## BEGIN Data for processing

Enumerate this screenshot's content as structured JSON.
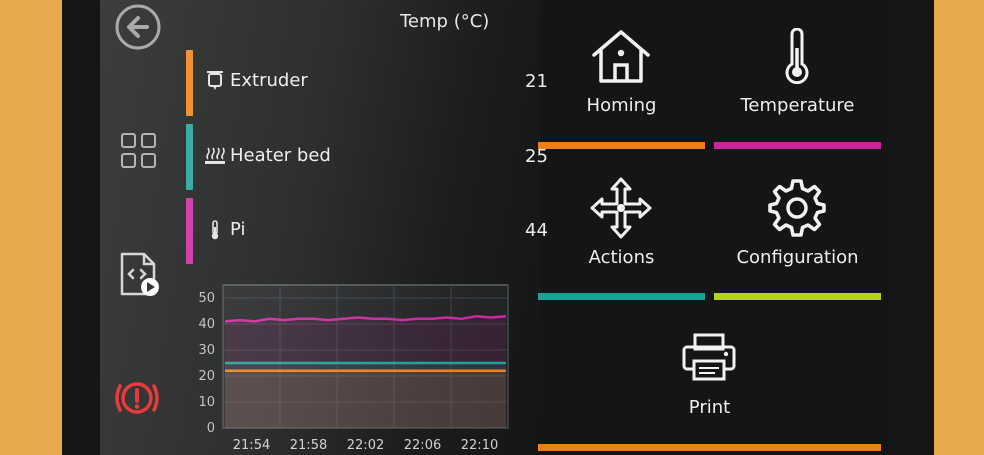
{
  "temperature_panel": {
    "header": "Temp (°C)",
    "heaters": [
      {
        "name": "Extruder",
        "value": "21",
        "color": "#f07f15",
        "icon": "extruder-icon"
      },
      {
        "name": "Heater bed",
        "value": "25",
        "color": "#1aa195",
        "icon": "heater-bed-icon"
      },
      {
        "name": "Pi",
        "value": "44",
        "color": "#c9259d",
        "icon": "thermometer-icon"
      }
    ]
  },
  "sidebar": {
    "items": [
      {
        "icon": "back-arrow-icon"
      },
      {
        "icon": "grid-menu-icon"
      },
      {
        "icon": "gcode-file-icon"
      },
      {
        "icon": "emergency-stop-icon",
        "color": "#e31b1b"
      }
    ]
  },
  "menu": {
    "tiles": [
      {
        "label": "Homing",
        "icon": "home-icon",
        "color": "#f07f15"
      },
      {
        "label": "Temperature",
        "icon": "thermometer-icon",
        "color": "#c9259d"
      },
      {
        "label": "Actions",
        "icon": "move-arrows-icon",
        "color": "#1aa195"
      },
      {
        "label": "Configuration",
        "icon": "gear-icon",
        "color": "#b4d41a"
      },
      {
        "label": "Print",
        "icon": "printer-icon",
        "color": "#f07f15"
      }
    ]
  },
  "chart_data": {
    "type": "line",
    "xlabel": "",
    "ylabel": "",
    "x_ticks": [
      "21:54",
      "21:58",
      "22:02",
      "22:06",
      "22:10"
    ],
    "y_ticks": [
      "50",
      "40",
      "30",
      "20",
      "10",
      "0"
    ],
    "ylim": [
      0,
      55
    ],
    "grid": true,
    "series": [
      {
        "name": "Pi",
        "color": "#c9259d",
        "values": [
          41,
          41.5,
          41,
          42,
          41.5,
          42,
          42,
          41.5,
          42,
          42.5,
          42,
          42,
          41.5,
          42,
          42,
          42.5,
          42,
          43,
          42.5,
          43
        ]
      },
      {
        "name": "Heater bed",
        "color": "#1aa195",
        "values": [
          25,
          25,
          25,
          25,
          25,
          25,
          25,
          25,
          25,
          25,
          25,
          25,
          25,
          25,
          25,
          25,
          25,
          25,
          25,
          25
        ]
      },
      {
        "name": "Extruder",
        "color": "#f07f15",
        "values": [
          22,
          22,
          22,
          22,
          22,
          22,
          22,
          22,
          22,
          22,
          22,
          22,
          22,
          22,
          22,
          22,
          22,
          22,
          22,
          22
        ]
      }
    ]
  }
}
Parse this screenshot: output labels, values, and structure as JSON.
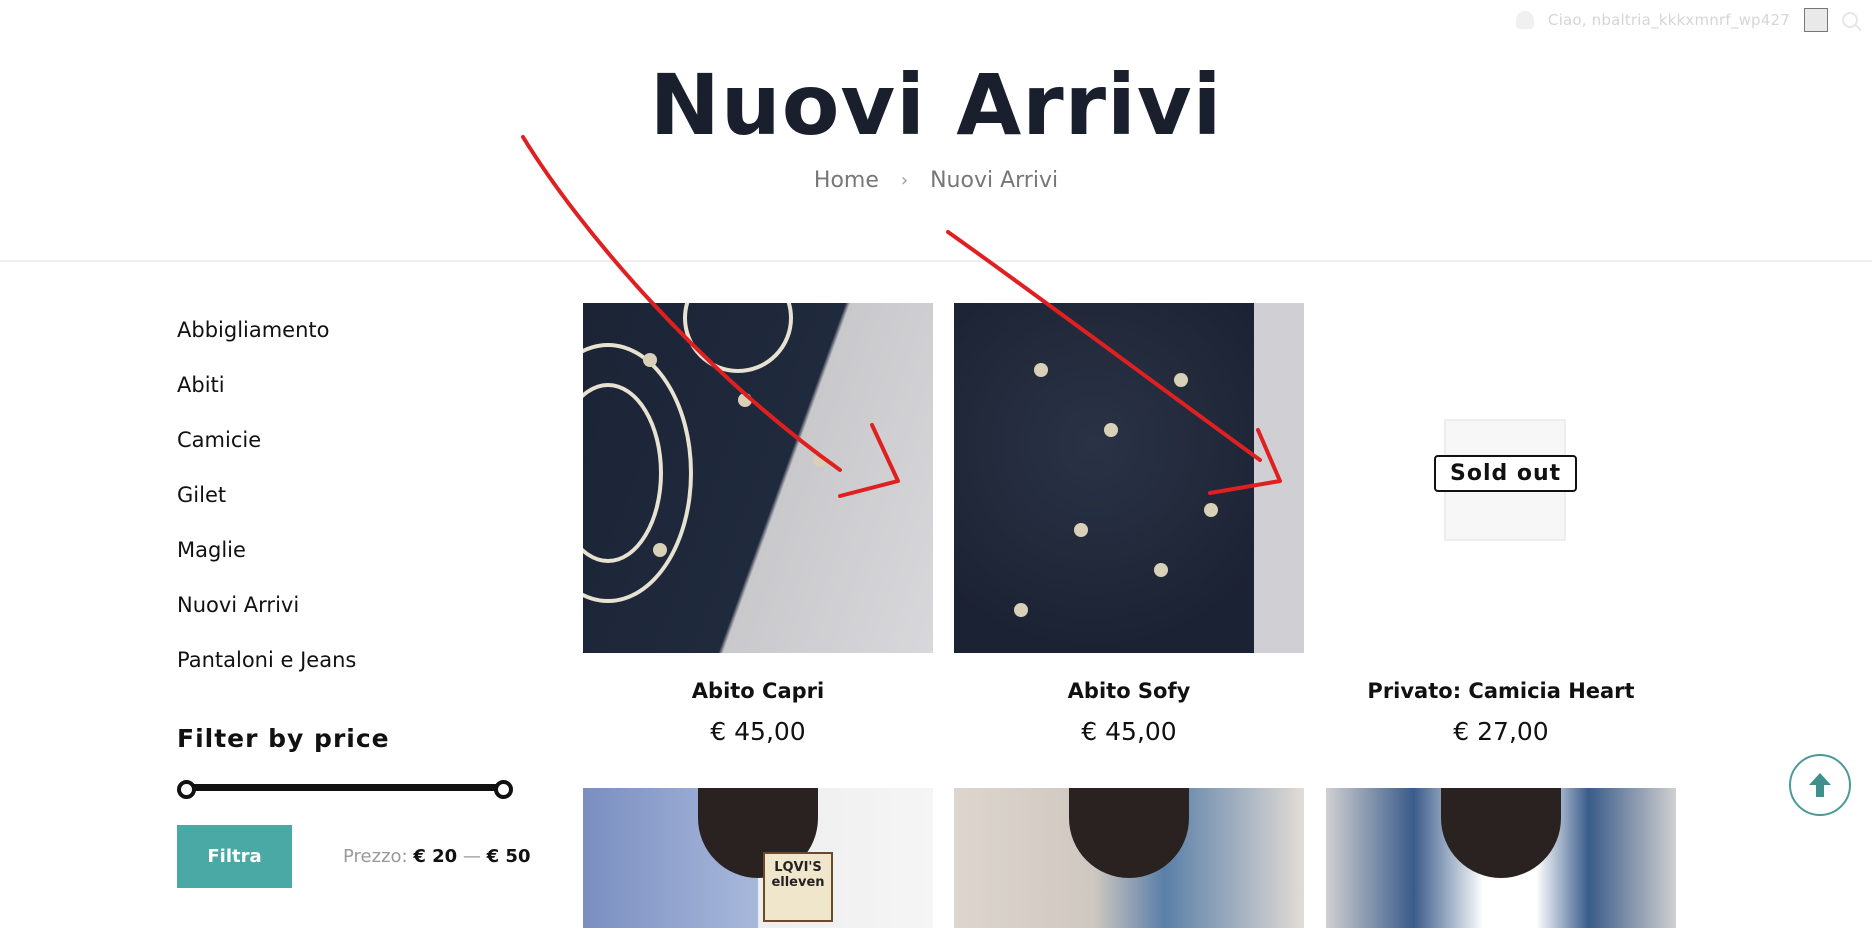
{
  "topbar": {
    "greeting": "Ciao, nbaltria_kkkxmnrf_wp427"
  },
  "hero": {
    "title": "Nuovi Arrivi",
    "breadcrumb": [
      {
        "label": "Home"
      },
      {
        "label": "Nuovi Arrivi"
      }
    ]
  },
  "sidebar": {
    "categories": [
      {
        "label": "Abbigliamento"
      },
      {
        "label": "Abiti"
      },
      {
        "label": "Camicie"
      },
      {
        "label": "Gilet"
      },
      {
        "label": "Maglie"
      },
      {
        "label": "Nuovi Arrivi"
      },
      {
        "label": "Pantaloni e Jeans"
      }
    ],
    "filter": {
      "title": "Filter by price",
      "button": "Filtra",
      "price_label": "Prezzo:",
      "min": "€ 20",
      "dash": "—",
      "max": "€ 50"
    }
  },
  "products": [
    {
      "name": "Abito Capri",
      "price": "€ 45,00"
    },
    {
      "name": "Abito Sofy",
      "price": "€ 45,00"
    },
    {
      "name": "Privato: Camicia Heart",
      "price": "€ 27,00",
      "badge": "Sold out"
    }
  ],
  "row2_badge_text": "LQVI'S elleven",
  "colors": {
    "accent": "#4aa9a4",
    "title": "#1a1f2e",
    "annotation": "#e02020"
  }
}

## END Data for processing

▸ Exercise description:
Check each line of the records for the string "thermometer" and state how many lines contain it. Give only the number.

▸ Result for this task:
2